── LISTED RECORDS ──

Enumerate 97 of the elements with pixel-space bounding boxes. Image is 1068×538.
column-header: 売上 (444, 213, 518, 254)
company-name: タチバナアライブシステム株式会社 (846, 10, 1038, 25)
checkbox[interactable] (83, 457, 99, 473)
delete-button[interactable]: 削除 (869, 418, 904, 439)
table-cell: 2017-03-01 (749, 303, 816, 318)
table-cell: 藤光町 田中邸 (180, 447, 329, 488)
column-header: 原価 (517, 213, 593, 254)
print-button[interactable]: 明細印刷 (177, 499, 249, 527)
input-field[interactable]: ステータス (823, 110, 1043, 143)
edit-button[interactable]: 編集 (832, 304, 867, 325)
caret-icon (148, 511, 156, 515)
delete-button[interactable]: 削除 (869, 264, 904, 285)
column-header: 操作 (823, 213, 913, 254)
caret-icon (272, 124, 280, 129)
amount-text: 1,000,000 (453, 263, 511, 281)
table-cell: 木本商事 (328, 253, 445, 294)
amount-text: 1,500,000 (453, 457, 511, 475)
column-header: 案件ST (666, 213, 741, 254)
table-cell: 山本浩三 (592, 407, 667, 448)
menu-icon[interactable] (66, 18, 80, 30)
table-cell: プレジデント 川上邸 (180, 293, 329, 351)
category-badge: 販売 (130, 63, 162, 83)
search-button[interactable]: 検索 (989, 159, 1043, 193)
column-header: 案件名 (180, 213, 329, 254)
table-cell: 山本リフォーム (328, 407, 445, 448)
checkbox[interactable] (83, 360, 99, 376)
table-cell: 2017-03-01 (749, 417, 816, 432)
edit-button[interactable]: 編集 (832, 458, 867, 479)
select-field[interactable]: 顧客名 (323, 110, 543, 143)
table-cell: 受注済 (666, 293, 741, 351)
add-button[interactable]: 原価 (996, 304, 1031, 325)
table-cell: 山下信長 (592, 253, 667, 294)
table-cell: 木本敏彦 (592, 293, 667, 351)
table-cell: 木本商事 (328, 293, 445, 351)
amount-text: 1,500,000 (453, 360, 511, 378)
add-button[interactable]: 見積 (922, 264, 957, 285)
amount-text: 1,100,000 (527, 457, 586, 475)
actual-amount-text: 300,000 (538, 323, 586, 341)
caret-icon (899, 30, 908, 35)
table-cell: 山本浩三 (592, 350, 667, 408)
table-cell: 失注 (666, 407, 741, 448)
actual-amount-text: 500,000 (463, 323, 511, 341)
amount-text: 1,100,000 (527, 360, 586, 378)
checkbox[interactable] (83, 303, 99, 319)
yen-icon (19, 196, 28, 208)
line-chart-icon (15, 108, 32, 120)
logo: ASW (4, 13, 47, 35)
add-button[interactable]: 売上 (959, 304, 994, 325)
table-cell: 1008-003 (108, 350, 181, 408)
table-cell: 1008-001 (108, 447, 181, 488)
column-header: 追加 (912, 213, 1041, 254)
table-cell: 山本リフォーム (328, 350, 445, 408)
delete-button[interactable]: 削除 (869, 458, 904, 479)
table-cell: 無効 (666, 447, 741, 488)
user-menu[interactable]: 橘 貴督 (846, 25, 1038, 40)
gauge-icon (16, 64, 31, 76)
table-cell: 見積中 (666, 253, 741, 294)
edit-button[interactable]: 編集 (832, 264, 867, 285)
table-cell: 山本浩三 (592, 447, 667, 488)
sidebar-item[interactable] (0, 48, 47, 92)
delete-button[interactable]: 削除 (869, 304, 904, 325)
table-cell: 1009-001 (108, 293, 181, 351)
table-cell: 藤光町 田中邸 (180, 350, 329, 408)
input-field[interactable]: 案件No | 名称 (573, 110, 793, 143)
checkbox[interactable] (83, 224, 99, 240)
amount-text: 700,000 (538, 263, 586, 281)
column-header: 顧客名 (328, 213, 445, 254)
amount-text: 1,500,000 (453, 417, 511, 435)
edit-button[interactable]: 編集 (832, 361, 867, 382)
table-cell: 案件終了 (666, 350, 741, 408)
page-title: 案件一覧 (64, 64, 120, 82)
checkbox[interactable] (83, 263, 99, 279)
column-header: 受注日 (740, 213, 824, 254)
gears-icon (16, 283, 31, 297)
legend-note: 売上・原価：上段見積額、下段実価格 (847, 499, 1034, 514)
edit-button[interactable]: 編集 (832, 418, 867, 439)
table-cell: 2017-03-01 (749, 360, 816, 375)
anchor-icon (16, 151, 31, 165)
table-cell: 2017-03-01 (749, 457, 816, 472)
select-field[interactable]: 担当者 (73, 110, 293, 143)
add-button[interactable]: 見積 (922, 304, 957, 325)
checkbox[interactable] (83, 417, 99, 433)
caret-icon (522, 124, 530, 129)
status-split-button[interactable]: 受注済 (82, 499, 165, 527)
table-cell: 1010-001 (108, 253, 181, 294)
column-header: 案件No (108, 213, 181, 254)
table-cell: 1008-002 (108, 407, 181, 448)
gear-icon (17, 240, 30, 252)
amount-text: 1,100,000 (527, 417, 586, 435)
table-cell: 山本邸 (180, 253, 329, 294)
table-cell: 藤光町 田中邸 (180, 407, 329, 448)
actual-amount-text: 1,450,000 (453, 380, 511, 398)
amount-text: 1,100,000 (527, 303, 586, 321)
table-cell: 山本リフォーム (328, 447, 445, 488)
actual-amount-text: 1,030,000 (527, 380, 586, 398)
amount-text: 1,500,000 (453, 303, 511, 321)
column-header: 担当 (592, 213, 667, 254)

───

PROBLEM DESCRIPTION:
Print the full listing above again, line for line, with nothing changed.

COMPLETE OUTPUT:
Enumerate 97 of the elements with pixel-space bounding boxes. Image is 1068×538.
column-header: 売上 (444, 213, 518, 254)
company-name: タチバナアライブシステム株式会社 (846, 10, 1038, 25)
checkbox[interactable] (83, 457, 99, 473)
delete-button[interactable]: 削除 (869, 418, 904, 439)
table-cell: 2017-03-01 (749, 303, 816, 318)
table-cell: 藤光町 田中邸 (180, 447, 329, 488)
column-header: 原価 (517, 213, 593, 254)
print-button[interactable]: 明細印刷 (177, 499, 249, 527)
input-field[interactable]: ステータス (823, 110, 1043, 143)
edit-button[interactable]: 編集 (832, 304, 867, 325)
caret-icon (148, 511, 156, 515)
delete-button[interactable]: 削除 (869, 264, 904, 285)
column-header: 操作 (823, 213, 913, 254)
caret-icon (272, 124, 280, 129)
amount-text: 1,000,000 (453, 263, 511, 281)
table-cell: 木本商事 (328, 253, 445, 294)
amount-text: 1,500,000 (453, 457, 511, 475)
column-header: 案件ST (666, 213, 741, 254)
table-cell: 山本浩三 (592, 407, 667, 448)
menu-icon[interactable] (66, 18, 80, 30)
table-cell: プレジデント 川上邸 (180, 293, 329, 351)
category-badge: 販売 (130, 63, 162, 83)
search-button[interactable]: 検索 (989, 159, 1043, 193)
column-header: 案件名 (180, 213, 329, 254)
table-cell: 山本リフォーム (328, 407, 445, 448)
checkbox[interactable] (83, 360, 99, 376)
table-cell: 2017-03-01 (749, 417, 816, 432)
edit-button[interactable]: 編集 (832, 458, 867, 479)
select-field[interactable]: 顧客名 (323, 110, 543, 143)
table-cell: 受注済 (666, 293, 741, 351)
add-button[interactable]: 原価 (996, 304, 1031, 325)
table-cell: 山下信長 (592, 253, 667, 294)
table-cell: 木本敏彦 (592, 293, 667, 351)
table-cell: 木本商事 (328, 293, 445, 351)
amount-text: 1,500,000 (453, 360, 511, 378)
add-button[interactable]: 見積 (922, 264, 957, 285)
amount-text: 1,100,000 (527, 457, 586, 475)
actual-amount-text: 300,000 (538, 323, 586, 341)
caret-icon (899, 30, 908, 35)
table-cell: 山本浩三 (592, 350, 667, 408)
table-cell: 失注 (666, 407, 741, 448)
actual-amount-text: 500,000 (463, 323, 511, 341)
amount-text: 1,100,000 (527, 360, 586, 378)
checkbox[interactable] (83, 303, 99, 319)
yen-icon (19, 196, 28, 208)
line-chart-icon (15, 108, 32, 120)
logo: ASW (4, 13, 47, 35)
add-button[interactable]: 売上 (959, 304, 994, 325)
table-cell: 1008-003 (108, 350, 181, 408)
table-cell: 1008-001 (108, 447, 181, 488)
column-header: 追加 (912, 213, 1041, 254)
table-cell: 山本リフォーム (328, 350, 445, 408)
delete-button[interactable]: 削除 (869, 458, 904, 479)
table-cell: 無効 (666, 447, 741, 488)
user-menu[interactable]: 橘 貴督 (846, 25, 1038, 40)
gauge-icon (16, 64, 31, 76)
table-cell: 見積中 (666, 253, 741, 294)
edit-button[interactable]: 編集 (832, 264, 867, 285)
table-cell: 山本浩三 (592, 447, 667, 488)
sidebar-item[interactable] (0, 48, 47, 92)
delete-button[interactable]: 削除 (869, 304, 904, 325)
table-cell: 1009-001 (108, 293, 181, 351)
table-cell: 藤光町 田中邸 (180, 350, 329, 408)
input-field[interactable]: 案件No | 名称 (573, 110, 793, 143)
checkbox[interactable] (83, 224, 99, 240)
amount-text: 700,000 (538, 263, 586, 281)
column-header: 顧客名 (328, 213, 445, 254)
amount-text: 1,500,000 (453, 417, 511, 435)
edit-button[interactable]: 編集 (832, 361, 867, 382)
table-cell: 案件終了 (666, 350, 741, 408)
page-title: 案件一覧 (64, 64, 120, 82)
checkbox[interactable] (83, 263, 99, 279)
column-header: 受注日 (740, 213, 824, 254)
gears-icon (16, 283, 31, 297)
legend-note: 売上・原価：上段見積額、下段実価格 (847, 499, 1034, 514)
edit-button[interactable]: 編集 (832, 418, 867, 439)
table-cell: 2017-03-01 (749, 360, 816, 375)
anchor-icon (16, 151, 31, 165)
table-cell: 2017-03-01 (749, 457, 816, 472)
select-field[interactable]: 担当者 (73, 110, 293, 143)
add-button[interactable]: 見積 (922, 304, 957, 325)
checkbox[interactable] (83, 417, 99, 433)
caret-icon (522, 124, 530, 129)
status-split-button[interactable]: 受注済 (82, 499, 165, 527)
table-cell: 1010-001 (108, 253, 181, 294)
column-header: 案件No (108, 213, 181, 254)
table-cell: 1008-002 (108, 407, 181, 448)
gear-icon (17, 240, 30, 252)
amount-text: 1,100,000 (527, 417, 586, 435)
table-cell: 山本邸 (180, 253, 329, 294)
table-cell: 藤光町 田中邸 (180, 407, 329, 448)
actual-amount-text: 1,450,000 (453, 380, 511, 398)
amount-text: 1,100,000 (527, 303, 586, 321)
table-cell: 山本リフォーム (328, 447, 445, 488)
actual-amount-text: 1,030,000 (527, 380, 586, 398)
amount-text: 1,500,000 (453, 303, 511, 321)
column-header: 担当 (592, 213, 667, 254)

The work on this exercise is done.